<<<<

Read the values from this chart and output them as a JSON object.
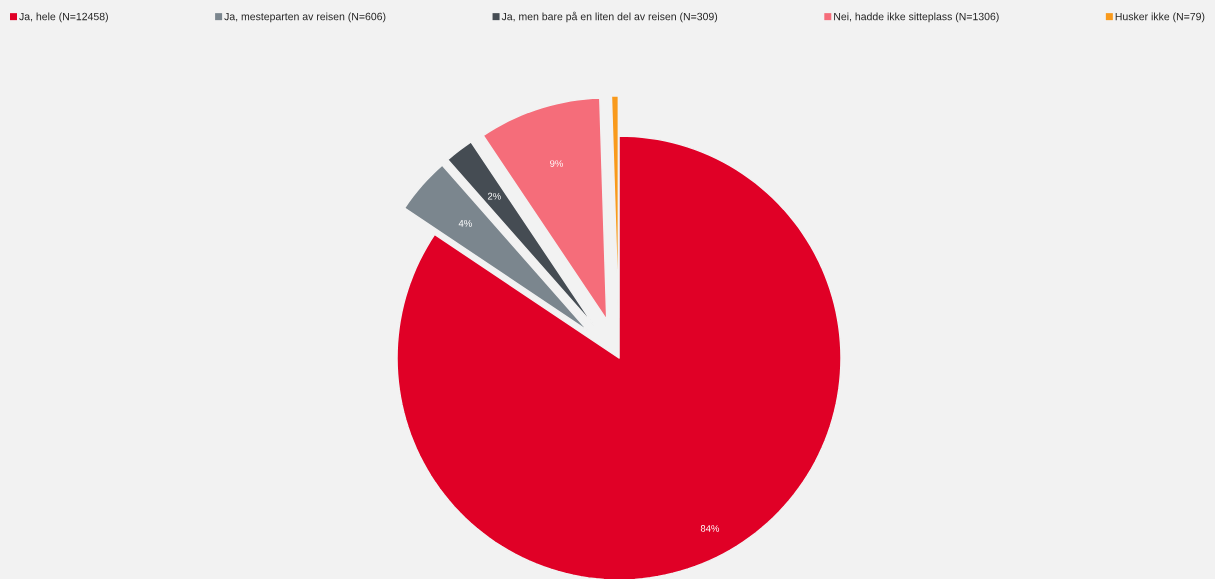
{
  "chart_data": {
    "type": "pie",
    "categories": [
      "Ja, hele (N=12458)",
      "Ja, mesteparten av reisen (N=606)",
      "Ja, men bare på en liten del av reisen (N=309)",
      "Nei, hadde ikke sitteplass (N=1306)",
      "Husker ikke (N=79)"
    ],
    "values": [
      84.4,
      4.1,
      2.1,
      8.9,
      0.5
    ],
    "colors": [
      "#e00026",
      "#7b868e",
      "#454c53",
      "#f56d7a",
      "#f99a1c"
    ],
    "value_labels": [
      "84%",
      "4%",
      "2%",
      "9%",
      null
    ],
    "legend": "top"
  }
}
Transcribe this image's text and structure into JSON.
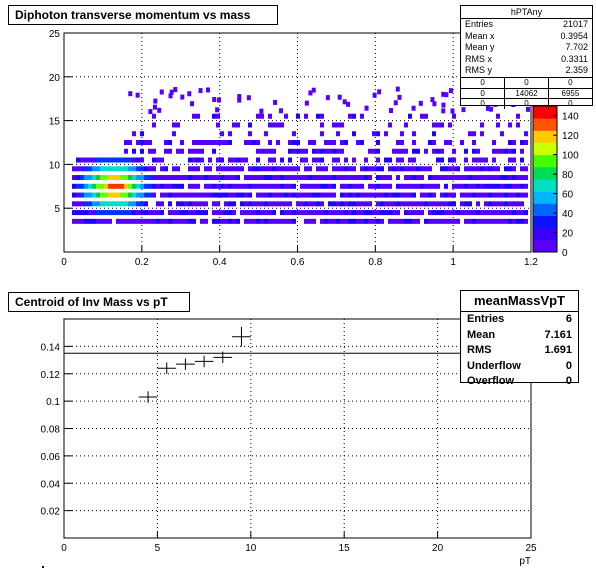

>>>>

Instructions for the task — Print the whole listing above once more, word for word, without its pictures.

Exercise answer —
Read the values from this chart and output them as a JSON object.
{
  "chart_data": {
    "type": "pie",
    "categories": [
      "Ja, hele (N=12458)",
      "Ja, mesteparten av reisen (N=606)",
      "Ja, men bare på en liten del av reisen (N=309)",
      "Nei, hadde ikke sitteplass (N=1306)",
      "Husker ikke (N=79)"
    ],
    "values": [
      84.4,
      4.1,
      2.1,
      8.9,
      0.5
    ],
    "colors": [
      "#e00026",
      "#7b868e",
      "#454c53",
      "#f56d7a",
      "#f99a1c"
    ],
    "value_labels": [
      "84%",
      "4%",
      "2%",
      "9%",
      null
    ],
    "legend": "top"
  }
}
Transcribe this image's text and structure into JSON.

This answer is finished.